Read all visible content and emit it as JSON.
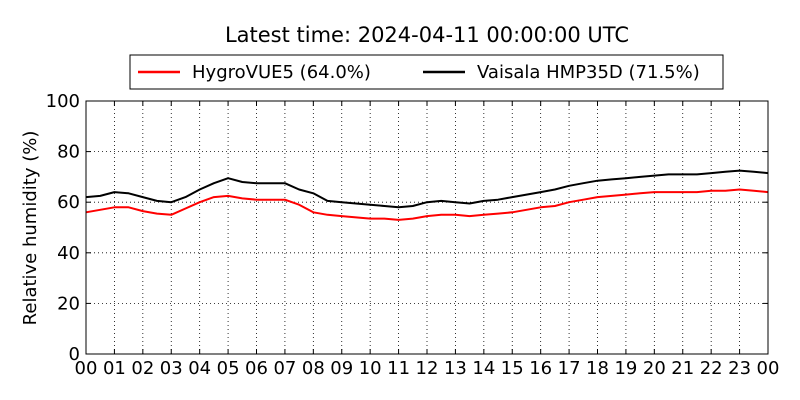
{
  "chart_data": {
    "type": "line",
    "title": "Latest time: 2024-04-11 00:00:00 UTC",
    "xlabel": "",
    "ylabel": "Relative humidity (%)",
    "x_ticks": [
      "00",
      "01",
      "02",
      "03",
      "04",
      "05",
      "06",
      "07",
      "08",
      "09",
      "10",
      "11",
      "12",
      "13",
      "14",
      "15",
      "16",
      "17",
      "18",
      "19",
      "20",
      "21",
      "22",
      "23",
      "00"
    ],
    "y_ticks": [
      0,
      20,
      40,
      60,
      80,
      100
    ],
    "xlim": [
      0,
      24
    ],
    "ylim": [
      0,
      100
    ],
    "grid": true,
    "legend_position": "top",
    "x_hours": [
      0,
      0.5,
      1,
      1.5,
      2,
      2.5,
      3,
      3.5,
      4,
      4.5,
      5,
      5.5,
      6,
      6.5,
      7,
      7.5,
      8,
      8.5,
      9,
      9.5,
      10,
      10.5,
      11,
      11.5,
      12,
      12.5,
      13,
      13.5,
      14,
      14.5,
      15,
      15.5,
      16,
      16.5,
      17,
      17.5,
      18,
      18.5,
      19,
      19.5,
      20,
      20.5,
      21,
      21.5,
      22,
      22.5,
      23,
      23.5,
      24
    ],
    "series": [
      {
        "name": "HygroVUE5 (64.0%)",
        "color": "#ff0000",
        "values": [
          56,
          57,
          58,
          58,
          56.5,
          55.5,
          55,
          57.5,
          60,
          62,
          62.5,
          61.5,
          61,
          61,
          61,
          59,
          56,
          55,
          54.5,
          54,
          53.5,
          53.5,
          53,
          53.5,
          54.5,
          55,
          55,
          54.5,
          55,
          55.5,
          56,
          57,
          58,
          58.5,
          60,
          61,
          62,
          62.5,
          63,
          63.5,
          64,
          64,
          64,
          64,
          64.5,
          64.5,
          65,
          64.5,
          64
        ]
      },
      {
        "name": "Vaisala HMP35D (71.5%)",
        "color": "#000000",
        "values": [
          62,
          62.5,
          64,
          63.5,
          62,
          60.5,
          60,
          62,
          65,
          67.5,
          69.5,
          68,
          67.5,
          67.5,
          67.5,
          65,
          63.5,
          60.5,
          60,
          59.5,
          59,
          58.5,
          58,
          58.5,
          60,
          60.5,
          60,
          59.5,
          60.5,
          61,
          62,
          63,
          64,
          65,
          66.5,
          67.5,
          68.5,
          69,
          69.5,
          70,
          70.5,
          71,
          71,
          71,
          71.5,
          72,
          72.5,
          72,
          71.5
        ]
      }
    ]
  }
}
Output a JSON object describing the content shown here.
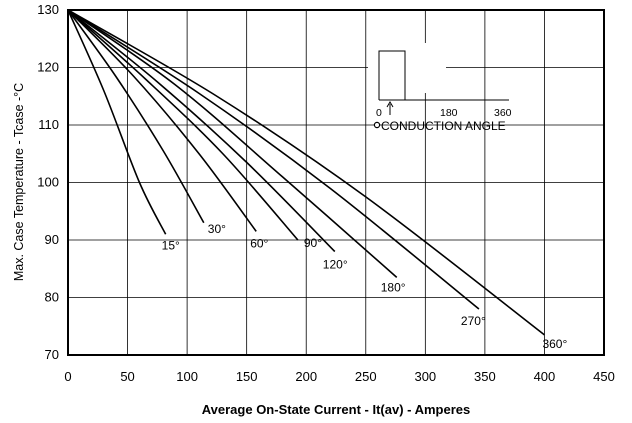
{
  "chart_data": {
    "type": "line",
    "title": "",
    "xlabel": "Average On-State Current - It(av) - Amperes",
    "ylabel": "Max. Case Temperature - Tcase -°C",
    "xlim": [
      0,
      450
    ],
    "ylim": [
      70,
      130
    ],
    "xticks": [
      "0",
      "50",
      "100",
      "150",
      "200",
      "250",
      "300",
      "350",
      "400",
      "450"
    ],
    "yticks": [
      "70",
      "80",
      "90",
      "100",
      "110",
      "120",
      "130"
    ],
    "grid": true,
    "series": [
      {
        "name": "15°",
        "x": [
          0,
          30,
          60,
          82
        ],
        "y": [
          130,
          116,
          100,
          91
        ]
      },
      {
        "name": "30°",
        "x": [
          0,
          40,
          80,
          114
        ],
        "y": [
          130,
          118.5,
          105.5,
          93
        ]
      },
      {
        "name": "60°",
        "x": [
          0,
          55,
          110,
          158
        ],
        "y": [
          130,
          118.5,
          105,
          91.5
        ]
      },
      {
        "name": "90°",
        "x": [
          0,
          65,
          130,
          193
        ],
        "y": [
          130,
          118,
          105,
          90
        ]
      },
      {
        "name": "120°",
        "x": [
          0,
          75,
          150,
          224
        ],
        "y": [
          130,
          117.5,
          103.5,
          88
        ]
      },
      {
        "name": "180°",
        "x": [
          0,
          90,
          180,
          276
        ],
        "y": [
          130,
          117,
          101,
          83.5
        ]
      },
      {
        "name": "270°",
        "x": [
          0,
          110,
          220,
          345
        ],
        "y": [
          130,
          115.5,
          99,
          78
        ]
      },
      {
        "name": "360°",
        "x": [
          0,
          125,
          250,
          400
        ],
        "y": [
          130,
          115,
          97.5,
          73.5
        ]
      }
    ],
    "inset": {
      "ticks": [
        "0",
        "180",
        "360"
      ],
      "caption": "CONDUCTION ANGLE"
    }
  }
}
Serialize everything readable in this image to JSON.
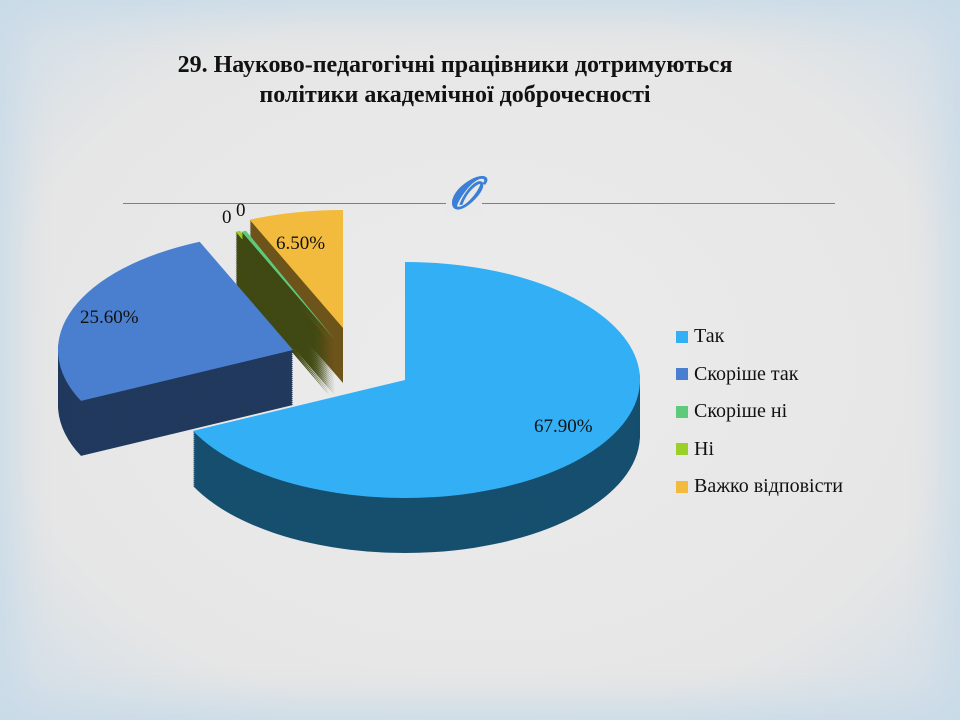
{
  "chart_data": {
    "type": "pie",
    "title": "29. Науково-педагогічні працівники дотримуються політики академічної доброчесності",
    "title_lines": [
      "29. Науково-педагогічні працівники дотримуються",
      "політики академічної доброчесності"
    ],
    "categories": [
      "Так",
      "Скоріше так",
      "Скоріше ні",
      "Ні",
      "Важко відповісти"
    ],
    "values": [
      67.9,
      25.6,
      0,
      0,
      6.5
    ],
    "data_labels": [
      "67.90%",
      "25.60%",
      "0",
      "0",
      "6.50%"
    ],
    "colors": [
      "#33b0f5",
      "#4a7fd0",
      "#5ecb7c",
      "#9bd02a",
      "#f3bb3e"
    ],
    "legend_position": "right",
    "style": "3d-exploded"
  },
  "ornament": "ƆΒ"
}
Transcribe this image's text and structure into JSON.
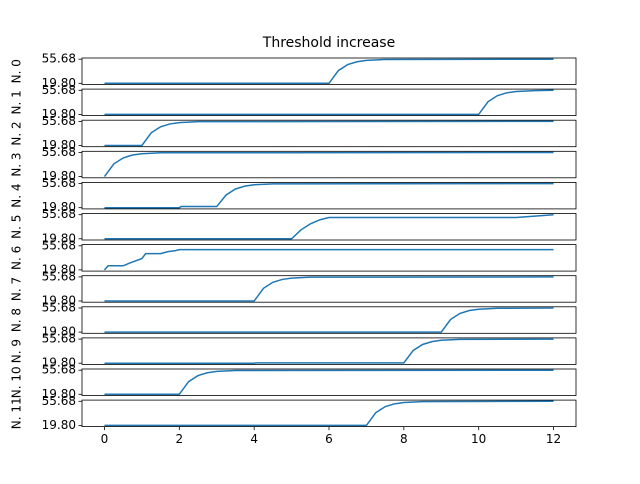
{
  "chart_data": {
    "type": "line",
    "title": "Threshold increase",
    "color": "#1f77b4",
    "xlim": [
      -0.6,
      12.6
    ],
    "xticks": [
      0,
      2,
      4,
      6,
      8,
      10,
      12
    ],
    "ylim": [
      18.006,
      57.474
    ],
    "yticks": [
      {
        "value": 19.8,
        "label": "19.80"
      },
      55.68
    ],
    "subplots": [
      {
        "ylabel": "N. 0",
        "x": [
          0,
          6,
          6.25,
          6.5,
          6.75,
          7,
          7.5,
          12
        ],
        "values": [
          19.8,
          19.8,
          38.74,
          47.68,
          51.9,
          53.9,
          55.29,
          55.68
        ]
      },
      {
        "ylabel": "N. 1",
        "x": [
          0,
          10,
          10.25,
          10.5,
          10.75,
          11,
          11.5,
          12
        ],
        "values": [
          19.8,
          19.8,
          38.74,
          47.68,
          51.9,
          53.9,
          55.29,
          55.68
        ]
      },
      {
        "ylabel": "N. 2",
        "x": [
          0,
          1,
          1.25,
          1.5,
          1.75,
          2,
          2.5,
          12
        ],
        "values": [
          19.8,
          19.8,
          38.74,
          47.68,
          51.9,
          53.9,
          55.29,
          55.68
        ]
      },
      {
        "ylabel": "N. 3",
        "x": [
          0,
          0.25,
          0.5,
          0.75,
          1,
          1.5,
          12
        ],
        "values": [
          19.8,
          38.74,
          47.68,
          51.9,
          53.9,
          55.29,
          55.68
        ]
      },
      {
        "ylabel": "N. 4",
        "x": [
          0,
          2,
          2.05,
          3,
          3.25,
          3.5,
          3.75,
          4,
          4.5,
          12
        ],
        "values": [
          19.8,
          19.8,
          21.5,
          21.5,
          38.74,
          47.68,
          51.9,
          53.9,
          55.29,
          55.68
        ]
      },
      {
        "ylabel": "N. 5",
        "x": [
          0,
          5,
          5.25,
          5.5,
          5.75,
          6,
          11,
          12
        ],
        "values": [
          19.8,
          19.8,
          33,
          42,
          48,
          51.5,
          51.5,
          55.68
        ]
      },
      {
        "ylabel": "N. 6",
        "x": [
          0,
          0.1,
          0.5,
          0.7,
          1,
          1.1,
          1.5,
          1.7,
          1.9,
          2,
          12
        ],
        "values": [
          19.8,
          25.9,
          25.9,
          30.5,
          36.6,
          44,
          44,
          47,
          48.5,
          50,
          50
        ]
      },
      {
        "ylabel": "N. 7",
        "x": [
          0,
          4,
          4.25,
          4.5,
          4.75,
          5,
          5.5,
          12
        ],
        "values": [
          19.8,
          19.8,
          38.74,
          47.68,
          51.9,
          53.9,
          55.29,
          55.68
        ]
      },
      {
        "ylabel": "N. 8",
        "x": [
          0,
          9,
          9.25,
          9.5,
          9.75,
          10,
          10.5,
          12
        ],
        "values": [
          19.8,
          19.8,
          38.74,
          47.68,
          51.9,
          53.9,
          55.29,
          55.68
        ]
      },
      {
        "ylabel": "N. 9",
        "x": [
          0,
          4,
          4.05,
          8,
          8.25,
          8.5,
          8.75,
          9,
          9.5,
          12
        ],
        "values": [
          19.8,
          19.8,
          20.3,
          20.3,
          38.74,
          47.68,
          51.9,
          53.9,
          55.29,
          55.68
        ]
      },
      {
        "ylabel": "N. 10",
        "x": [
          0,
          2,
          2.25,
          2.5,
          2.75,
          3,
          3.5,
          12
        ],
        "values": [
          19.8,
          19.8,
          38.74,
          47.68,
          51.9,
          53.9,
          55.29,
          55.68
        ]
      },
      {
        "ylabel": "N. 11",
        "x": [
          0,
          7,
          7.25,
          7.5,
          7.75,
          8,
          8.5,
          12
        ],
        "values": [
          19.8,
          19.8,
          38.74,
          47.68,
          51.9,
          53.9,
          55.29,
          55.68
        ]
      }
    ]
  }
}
————————
__TASK PROMPT__. Check each line of the entries above for the word "доброчесності". List the ones that have it.

__SOLVED EXERCISE__.
    "title": "29. Науково-педагогічні працівники дотримуються політики академічної доброчесності",
      "політики академічної доброчесності"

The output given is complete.